>>>>

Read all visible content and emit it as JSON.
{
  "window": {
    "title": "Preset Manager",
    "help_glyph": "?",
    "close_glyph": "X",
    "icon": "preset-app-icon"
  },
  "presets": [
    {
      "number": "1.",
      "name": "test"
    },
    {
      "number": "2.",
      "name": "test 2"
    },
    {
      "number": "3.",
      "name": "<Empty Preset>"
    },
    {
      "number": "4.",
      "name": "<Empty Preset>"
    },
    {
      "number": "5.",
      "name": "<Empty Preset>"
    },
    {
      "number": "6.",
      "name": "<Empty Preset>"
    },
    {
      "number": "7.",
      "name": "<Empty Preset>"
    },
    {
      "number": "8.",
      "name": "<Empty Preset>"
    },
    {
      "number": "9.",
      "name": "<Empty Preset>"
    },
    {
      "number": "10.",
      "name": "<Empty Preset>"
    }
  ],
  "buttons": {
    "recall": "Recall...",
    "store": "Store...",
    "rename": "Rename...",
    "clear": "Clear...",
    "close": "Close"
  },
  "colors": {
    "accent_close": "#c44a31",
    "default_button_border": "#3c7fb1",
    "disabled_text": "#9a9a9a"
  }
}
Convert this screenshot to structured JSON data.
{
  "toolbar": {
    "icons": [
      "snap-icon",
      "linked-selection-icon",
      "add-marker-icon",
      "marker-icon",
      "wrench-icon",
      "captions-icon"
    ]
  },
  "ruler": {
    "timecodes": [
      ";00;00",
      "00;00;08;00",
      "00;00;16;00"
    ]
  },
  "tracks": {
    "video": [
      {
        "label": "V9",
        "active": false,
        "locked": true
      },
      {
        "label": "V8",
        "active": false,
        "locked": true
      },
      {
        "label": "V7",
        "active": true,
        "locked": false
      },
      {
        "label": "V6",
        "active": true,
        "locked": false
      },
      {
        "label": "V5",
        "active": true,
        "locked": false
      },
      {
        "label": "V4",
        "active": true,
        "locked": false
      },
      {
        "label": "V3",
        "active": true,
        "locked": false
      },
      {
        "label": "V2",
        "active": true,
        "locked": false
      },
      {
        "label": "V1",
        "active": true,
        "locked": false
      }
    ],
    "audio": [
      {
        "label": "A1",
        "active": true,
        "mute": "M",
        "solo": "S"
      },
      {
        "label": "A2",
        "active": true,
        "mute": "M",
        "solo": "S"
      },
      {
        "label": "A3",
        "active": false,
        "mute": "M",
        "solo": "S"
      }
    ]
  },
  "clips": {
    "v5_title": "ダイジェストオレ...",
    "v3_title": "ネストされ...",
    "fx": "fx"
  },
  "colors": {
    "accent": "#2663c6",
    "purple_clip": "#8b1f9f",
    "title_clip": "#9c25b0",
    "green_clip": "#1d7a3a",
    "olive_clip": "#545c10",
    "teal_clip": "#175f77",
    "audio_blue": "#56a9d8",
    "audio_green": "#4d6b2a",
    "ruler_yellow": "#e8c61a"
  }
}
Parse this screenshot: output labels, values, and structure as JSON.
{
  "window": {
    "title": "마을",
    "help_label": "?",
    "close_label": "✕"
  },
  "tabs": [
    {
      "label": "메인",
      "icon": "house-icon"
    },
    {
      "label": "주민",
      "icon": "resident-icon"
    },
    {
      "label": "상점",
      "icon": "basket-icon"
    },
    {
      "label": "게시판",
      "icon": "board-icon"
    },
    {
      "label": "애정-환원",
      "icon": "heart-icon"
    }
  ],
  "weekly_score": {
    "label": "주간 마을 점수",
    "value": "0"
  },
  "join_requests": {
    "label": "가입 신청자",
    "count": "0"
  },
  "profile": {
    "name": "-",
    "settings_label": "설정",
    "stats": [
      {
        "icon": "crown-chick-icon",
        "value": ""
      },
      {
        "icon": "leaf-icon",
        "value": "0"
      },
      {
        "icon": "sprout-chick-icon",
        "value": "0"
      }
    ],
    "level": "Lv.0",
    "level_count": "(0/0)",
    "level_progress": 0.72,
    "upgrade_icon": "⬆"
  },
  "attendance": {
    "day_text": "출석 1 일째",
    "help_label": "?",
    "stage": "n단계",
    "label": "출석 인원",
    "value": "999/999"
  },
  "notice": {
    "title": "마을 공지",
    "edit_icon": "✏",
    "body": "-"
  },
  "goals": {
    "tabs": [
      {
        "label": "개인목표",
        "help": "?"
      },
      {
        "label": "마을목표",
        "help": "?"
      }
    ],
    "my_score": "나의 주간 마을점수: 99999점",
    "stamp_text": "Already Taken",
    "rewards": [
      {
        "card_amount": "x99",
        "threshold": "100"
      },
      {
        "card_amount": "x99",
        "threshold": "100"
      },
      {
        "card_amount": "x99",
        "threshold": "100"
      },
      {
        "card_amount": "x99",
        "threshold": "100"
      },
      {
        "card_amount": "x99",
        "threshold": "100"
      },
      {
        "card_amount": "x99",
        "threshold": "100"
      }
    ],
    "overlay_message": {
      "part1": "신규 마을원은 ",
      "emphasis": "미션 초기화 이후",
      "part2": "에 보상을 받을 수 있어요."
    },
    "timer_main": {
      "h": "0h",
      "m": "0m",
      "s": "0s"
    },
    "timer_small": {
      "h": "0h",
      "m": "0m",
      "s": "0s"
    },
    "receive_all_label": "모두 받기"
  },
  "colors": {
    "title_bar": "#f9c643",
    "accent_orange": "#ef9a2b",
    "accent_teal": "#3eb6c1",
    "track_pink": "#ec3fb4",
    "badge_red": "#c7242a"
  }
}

<<<<

Problem details: Output each record precisely as given.

Expected answer:
Read all visible content and emit it as JSON.
{
  "window": {
    "title": "Preset Manager",
    "help_glyph": "?",
    "close_glyph": "X",
    "icon": "preset-app-icon"
  },
  "presets": [
    {
      "number": "1.",
      "name": "test"
    },
    {
      "number": "2.",
      "name": "test 2"
    },
    {
      "number": "3.",
      "name": "<Empty Preset>"
    },
    {
      "number": "4.",
      "name": "<Empty Preset>"
    },
    {
      "number": "5.",
      "name": "<Empty Preset>"
    },
    {
      "number": "6.",
      "name": "<Empty Preset>"
    },
    {
      "number": "7.",
      "name": "<Empty Preset>"
    },
    {
      "number": "8.",
      "name": "<Empty Preset>"
    },
    {
      "number": "9.",
      "name": "<Empty Preset>"
    },
    {
      "number": "10.",
      "name": "<Empty Preset>"
    }
  ],
  "buttons": {
    "recall": "Recall...",
    "store": "Store...",
    "rename": "Rename...",
    "clear": "Clear...",
    "close": "Close"
  },
  "colors": {
    "accent_close": "#c44a31",
    "default_button_border": "#3c7fb1",
    "disabled_text": "#9a9a9a"
  }
}
Convert this screenshot to structured JSON data.
{
  "toolbar": {
    "icons": [
      "snap-icon",
      "linked-selection-icon",
      "add-marker-icon",
      "marker-icon",
      "wrench-icon",
      "captions-icon"
    ]
  },
  "ruler": {
    "timecodes": [
      ";00;00",
      "00;00;08;00",
      "00;00;16;00"
    ]
  },
  "tracks": {
    "video": [
      {
        "label": "V9",
        "active": false,
        "locked": true
      },
      {
        "label": "V8",
        "active": false,
        "locked": true
      },
      {
        "label": "V7",
        "active": true,
        "locked": false
      },
      {
        "label": "V6",
        "active": true,
        "locked": false
      },
      {
        "label": "V5",
        "active": true,
        "locked": false
      },
      {
        "label": "V4",
        "active": true,
        "locked": false
      },
      {
        "label": "V3",
        "active": true,
        "locked": false
      },
      {
        "label": "V2",
        "active": true,
        "locked": false
      },
      {
        "label": "V1",
        "active": true,
        "locked": false
      }
    ],
    "audio": [
      {
        "label": "A1",
        "active": true,
        "mute": "M",
        "solo": "S"
      },
      {
        "label": "A2",
        "active": true,
        "mute": "M",
        "solo": "S"
      },
      {
        "label": "A3",
        "active": false,
        "mute": "M",
        "solo": "S"
      }
    ]
  },
  "clips": {
    "v5_title": "ダイジェストオレ...",
    "v3_title": "ネストされ...",
    "fx": "fx"
  },
  "colors": {
    "accent": "#2663c6",
    "purple_clip": "#8b1f9f",
    "title_clip": "#9c25b0",
    "green_clip": "#1d7a3a",
    "olive_clip": "#545c10",
    "teal_clip": "#175f77",
    "audio_blue": "#56a9d8",
    "audio_green": "#4d6b2a",
    "ruler_yellow": "#e8c61a"
  }
}
Parse this screenshot: output labels, values, and structure as JSON.
{
  "window": {
    "title": "마을",
    "help_label": "?",
    "close_label": "✕"
  },
  "tabs": [
    {
      "label": "메인",
      "icon": "house-icon"
    },
    {
      "label": "주민",
      "icon": "resident-icon"
    },
    {
      "label": "상점",
      "icon": "basket-icon"
    },
    {
      "label": "게시판",
      "icon": "board-icon"
    },
    {
      "label": "애정-환원",
      "icon": "heart-icon"
    }
  ],
  "weekly_score": {
    "label": "주간 마을 점수",
    "value": "0"
  },
  "join_requests": {
    "label": "가입 신청자",
    "count": "0"
  },
  "profile": {
    "name": "-",
    "settings_label": "설정",
    "stats": [
      {
        "icon": "crown-chick-icon",
        "value": ""
      },
      {
        "icon": "leaf-icon",
        "value": "0"
      },
      {
        "icon": "sprout-chick-icon",
        "value": "0"
      }
    ],
    "level": "Lv.0",
    "level_count": "(0/0)",
    "level_progress": 0.72,
    "upgrade_icon": "⬆"
  },
  "attendance": {
    "day_text": "출석 1 일째",
    "help_label": "?",
    "stage": "n단계",
    "label": "출석 인원",
    "value": "999/999"
  },
  "notice": {
    "title": "마을 공지",
    "edit_icon": "✏",
    "body": "-"
  },
  "goals": {
    "tabs": [
      {
        "label": "개인목표",
        "help": "?"
      },
      {
        "label": "마을목표",
        "help": "?"
      }
    ],
    "my_score": "나의 주간 마을점수: 99999점",
    "stamp_text": "Already Taken",
    "rewards": [
      {
        "card_amount": "x99",
        "threshold": "100"
      },
      {
        "card_amount": "x99",
        "threshold": "100"
      },
      {
        "card_amount": "x99",
        "threshold": "100"
      },
      {
        "card_amount": "x99",
        "threshold": "100"
      },
      {
        "card_amount": "x99",
        "threshold": "100"
      },
      {
        "card_amount": "x99",
        "threshold": "100"
      }
    ],
    "overlay_message": {
      "part1": "신규 마을원은 ",
      "emphasis": "미션 초기화 이후",
      "part2": "에 보상을 받을 수 있어요."
    },
    "timer_main": {
      "h": "0h",
      "m": "0m",
      "s": "0s"
    },
    "timer_small": {
      "h": "0h",
      "m": "0m",
      "s": "0s"
    },
    "receive_all_label": "모두 받기"
  },
  "colors": {
    "title_bar": "#f9c643",
    "accent_orange": "#ef9a2b",
    "accent_teal": "#3eb6c1",
    "track_pink": "#ec3fb4",
    "badge_red": "#c7242a"
  }
}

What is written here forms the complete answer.